[START OF Data supplied]

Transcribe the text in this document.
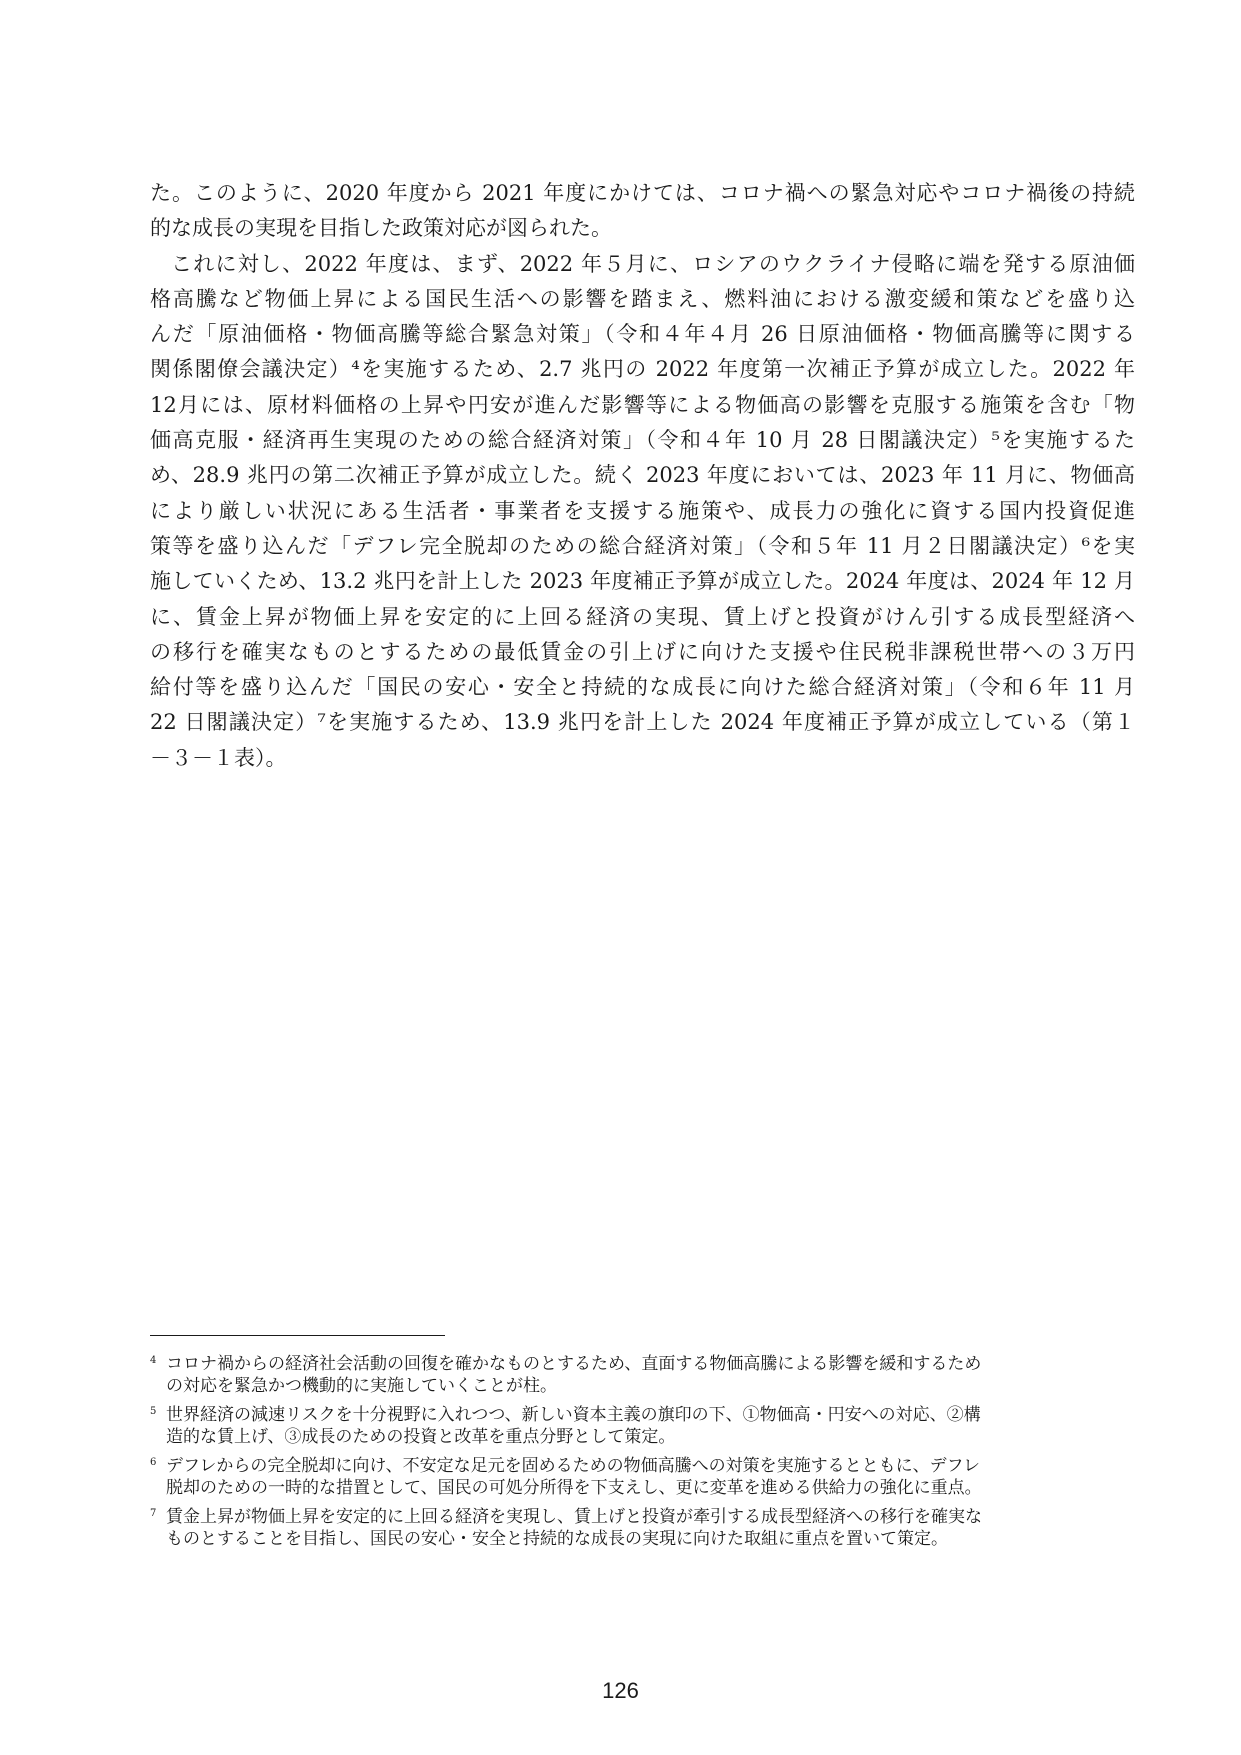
た。このように、2020 年度から 2021 年度にかけては、コロナ禍への緊急対応やコロナ禍後の持続
的な成長の実現を目指した政策対応が図られた。
これに対し、2022 年度は、まず、2022 年５月に、ロシアのウクライナ侵略に端を発する原油価
格高騰など物価上昇による国民生活への影響を踏まえ、燃料油における激変緩和策などを盛り込
んだ「原油価格・物価高騰等総合緊急対策」（令和４年４月 26 日原油価格・物価高騰等に関する
関係閣僚会議決定）⁴を実施するため、2.7 兆円の 2022 年度第一次補正予算が成立した。2022 年
12月には、原材料価格の上昇や円安が進んだ影響等による物価高の影響を克服する施策を含む「物
価高克服・経済再生実現のための総合経済対策」（令和４年 10 月 28 日閣議決定）⁵を実施するた
め、28.9 兆円の第二次補正予算が成立した。続く 2023 年度においては、2023 年 11 月に、物価高
により厳しい状況にある生活者・事業者を支援する施策や、成長力の強化に資する国内投資促進
策等を盛り込んだ「デフレ完全脱却のための総合経済対策」（令和５年 11 月２日閣議決定）⁶を実
施していくため、13.2 兆円を計上した 2023 年度補正予算が成立した。2024 年度は、2024 年 12 月
に、賃金上昇が物価上昇を安定的に上回る経済の実現、賃上げと投資がけん引する成長型経済へ
の移行を確実なものとするための最低賃金の引上げに向けた支援や住民税非課税世帯への３万円
給付等を盛り込んだ「国民の安心・安全と持続的な成長に向けた総合経済対策」（令和６年 11 月
22 日閣議決定）⁷を実施するため、13.9 兆円を計上した 2024 年度補正予算が成立している（第１
－３－１表）。
4 コロナ禍からの経済社会活動の回復を確かなものとするため、直面する物価高騰による影響を緩和するため
の対応を緊急かつ機動的に実施していくことが柱。
5 世界経済の減速リスクを十分視野に入れつつ、新しい資本主義の旗印の下、①物価高・円安への対応、②構
造的な賃上げ、③成長のための投資と改革を重点分野として策定。
6 デフレからの完全脱却に向け、不安定な足元を固めるための物価高騰への対策を実施するとともに、デフレ
脱却のための一時的な措置として、国民の可処分所得を下支えし、更に変革を進める供給力の強化に重点。
7 賃金上昇が物価上昇を安定的に上回る経済を実現し、賃上げと投資が牽引する成長型経済への移行を確実な
ものとすることを目指し、国民の安心・安全と持続的な成長の実現に向けた取組に重点を置いて策定。
126
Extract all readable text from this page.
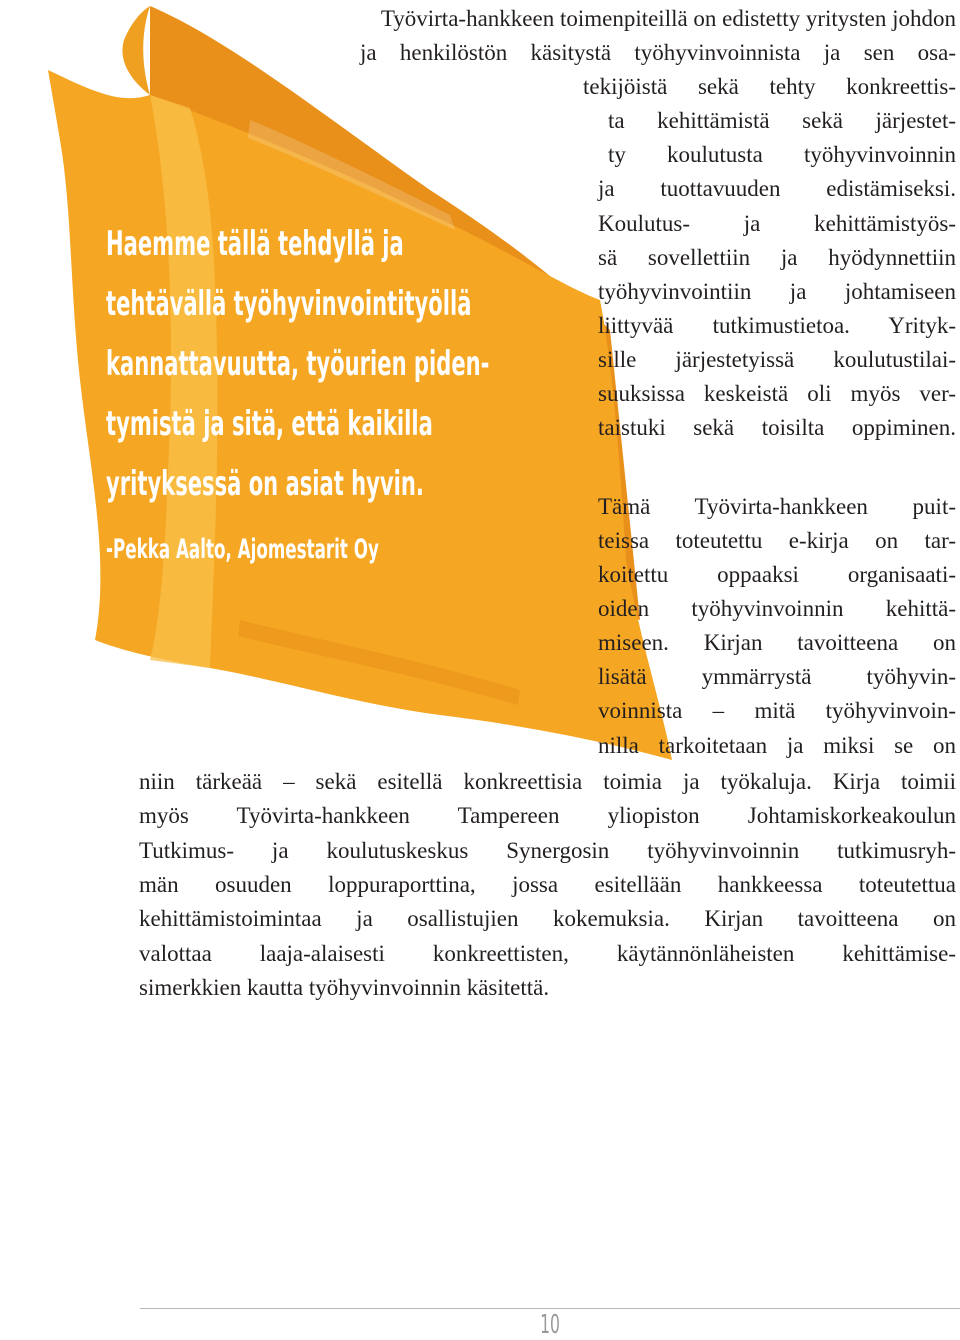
Haemme tällä tehdyllä ja
tehtävällä työhyvinvointityöllä
kannattavuutta, työurien piden-
tymistä ja sitä, että kaikilla
yrityksessä on asiat hyvin.
-Pekka Aalto, Ajomestarit Oy
Työvirta-hankkeen toimenpiteillä on edistetty yritysten johdon
ja henkilöstön käsitystä työhyvinvoinnista ja sen osa-
tekijöistä sekä tehty konkreettis-
ta kehittämistä sekä järjestet-
ty koulutusta työhyvinvoinnin
ja tuottavuuden edistämiseksi.
Koulutus- ja kehittämistyös-
sä sovellettiin ja hyödynnettiin
työhyvinvointiin ja johtamiseen
liittyvää tutkimustietoa. Yrityk-
sille järjestetyissä koulutustilai-
suuksissa keskeistä oli myös ver-
taistuki sekä toisilta oppiminen.
Tämä Työvirta-hankkeen puit-
teissa toteutettu e-kirja on tar-
koitettu oppaaksi organisaati-
oiden työhyvinvoinnin kehittä-
miseen. Kirjan tavoitteena on
lisätä ymmärrystä työhyvin-
voinnista – mitä työhyvinvoin-
nilla tarkoitetaan ja miksi se on
niin tärkeää – sekä esitellä konkreettisia toimia ja työkaluja. Kirja toimii
myös Työvirta-hankkeen Tampereen yliopiston Johtamiskorkeakoulun
Tutkimus- ja koulutuskeskus Synergosin työhyvinvoinnin tutkimusryh-
män osuuden loppuraporttina, jossa esitellään hankkeessa toteutettua
kehittämistoimintaa ja osallistujien kokemuksia. Kirjan tavoitteena on
valottaa laaja-alaisesti konkreettisten, käytännönläheisten kehittämise-
simerkkien kautta työhyvinvoinnin käsitettä.
10
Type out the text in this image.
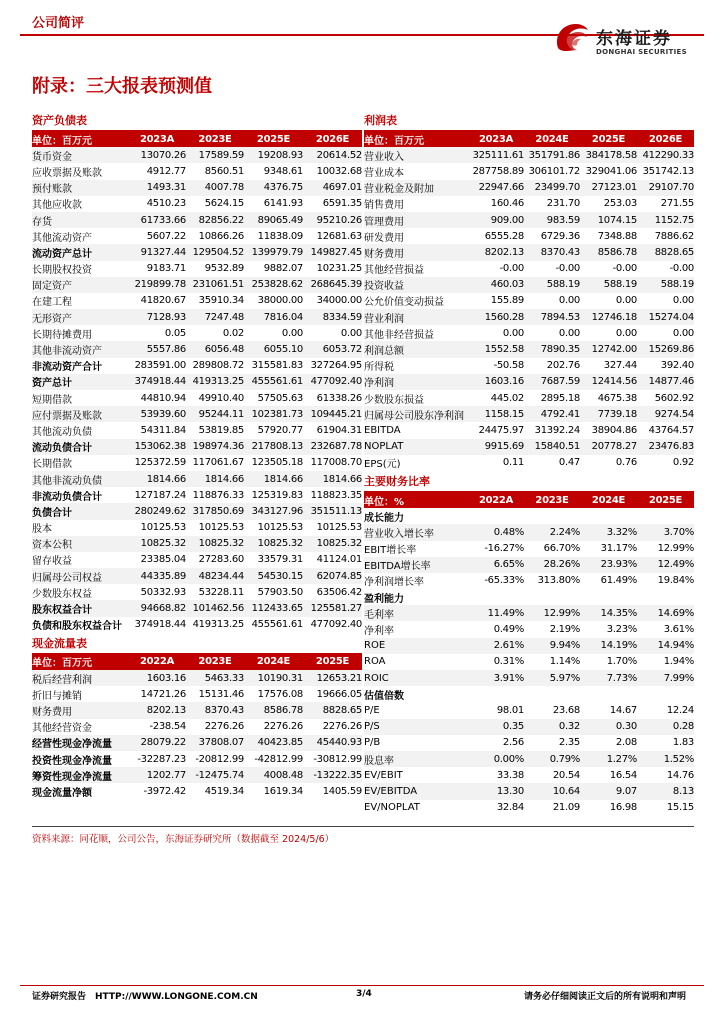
公司简评
东海证券
DONGHAI SECURITIES
附录：三大报表预测值
资产负债表
单位：百万元	2023A	2023E	2025E	2026E
货币资金	13070.26	17589.59	19208.93	20614.52
应收票据及账款	4912.77	8560.51	9348.61	10032.68
预付账款	1493.31	4007.78	4376.75	4697.01
其他应收款	4510.23	5624.15	6141.93	6591.35
存货	61733.66	82856.22	89065.49	95210.26
其他流动资产	5607.22	10866.26	11838.09	12681.63
流动资产总计	91327.44	129504.52	139979.79	149827.45
长期股权投资	9183.71	9532.89	9882.07	10231.25
固定资产	219899.78	231061.51	253828.62	268645.39
在建工程	41820.67	35910.34	38000.00	34000.00
无形资产	7128.93	7247.48	7816.04	8334.59
长期待摊费用	0.05	0.02	0.00	0.00
其他非流动资产	5557.86	6056.48	6055.10	6053.72
非流动资产合计	283591.00	289808.72	315581.83	327264.95
资产总计	374918.44	419313.25	455561.61	477092.40
短期借款	44810.94	49910.40	57505.63	61338.26
应付票据及账款	53939.60	95244.11	102381.73	109445.21
其他流动负债	54311.84	53819.85	57920.77	61904.31
流动负债合计	153062.38	198974.36	217808.13	232687.78
长期借款	125372.59	117061.67	123505.18	117008.70
其他非流动负债	1814.66	1814.66	1814.66	1814.66
非流动负债合计	127187.24	118876.33	125319.83	118823.35
负债合计	280249.62	317850.69	343127.96	351511.13
股本	10125.53	10125.53	10125.53	10125.53
资本公积	10825.32	10825.32	10825.32	10825.32
留存收益	23385.04	27283.60	33579.31	41124.01
归属母公司权益	44335.89	48234.44	54530.15	62074.85
少数股东权益	50332.93	53228.11	57903.50	63506.42
股东权益合计	94668.82	101462.56	112433.65	125581.27
负债和股东权益合计	374918.44	419313.25	455561.61	477092.40
现金流量表
单位：百万元	2022A	2023E	2024E	2025E
税后经营利润	1603.16	5463.33	10190.31	12653.21
折旧与摊销	14721.26	15131.46	17576.08	19666.05
财务费用	8202.13	8370.43	8586.78	8828.65
其他经营资金	-238.54	2276.26	2276.26	2276.26
经营性现金净流量	28079.22	37808.07	40423.85	45440.93
投资性现金净流量	-32287.23	-20812.99	-42812.99	-30812.99
筹资性现金净流量	1202.77	-12475.74	4008.48	-13222.35
现金流量净额	-3972.42	4519.34	1619.34	1405.59
利润表
单位：百万元	2023A	2024E	2025E	2026E
营业收入	325111.61	351791.86	384178.58	412290.33
营业成本	287758.89	306101.72	329041.06	351742.13
营业税金及附加	22947.66	23499.70	27123.01	29107.70
销售费用	160.46	231.70	253.03	271.55
管理费用	909.00	983.59	1074.15	1152.75
研发费用	6555.28	6729.36	7348.88	7886.62
财务费用	8202.13	8370.43	8586.78	8828.65
其他经营损益	-0.00	-0.00	-0.00	-0.00
投资收益	460.03	588.19	588.19	588.19
公允价值变动损益	155.89	0.00	0.00	0.00
营业利润	1560.28	7894.53	12746.18	15274.04
其他非经营损益	0.00	0.00	0.00	0.00
利润总额	1552.58	7890.35	12742.00	15269.86
所得税	-50.58	202.76	327.44	392.40
净利润	1603.16	7687.59	12414.56	14877.46
少数股东损益	445.02	2895.18	4675.38	5602.92
归属母公司股东净利润	1158.15	4792.41	7739.18	9274.54
EBITDA	24475.97	31392.24	38904.86	43764.57
NOPLAT	9915.69	15840.51	20778.27	23476.83
EPS(元)	0.11	0.47	0.76	0.92
主要财务比率
单位：%	2022A	2023E	2024E	2025E
成长能力				
营业收入增长率	0.48%	2.24%	3.32%	3.70%
EBIT增长率	-16.27%	66.70%	31.17%	12.99%
EBITDA增长率	6.65%	28.26%	23.93%	12.49%
净利润增长率	-65.33%	313.80%	61.49%	19.84%
盈利能力				
毛利率	11.49%	12.99%	14.35%	14.69%
净利率	0.49%	2.19%	3.23%	3.61%
ROE	2.61%	9.94%	14.19%	14.94%
ROA	0.31%	1.14%	1.70%	1.94%
ROIC	3.91%	5.97%	7.73%	7.99%
估值倍数				
P/E	98.01	23.68	14.67	12.24
P/S	0.35	0.32	0.30	0.28
P/B	2.56	2.35	2.08	1.83
股息率	0.00%	0.79%	1.27%	1.52%
EV/EBIT	33.38	20.54	16.54	14.76
EV/EBITDA	13.30	10.64	9.07	8.13
EV/NOPLAT	32.84	21.09	16.98	15.15
资料来源：同花顺，公司公告，东海证券研究所（数据截至 2024/5/6）
证券研究报告　HTTP://WWW.LONGONE.COM.CN	3/4	请务必仔细阅读正文后的所有说明和声明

[END OF Data supplied]

■ **Work to be completed**
Scan the material above for the string "Kirjan" and return the lines that hold it.

■ **Complete response**
miseen. Kirjan tavoitteena on
kehittämistoimintaa ja osallistujien kokemuksia. Kirjan tavoitteena on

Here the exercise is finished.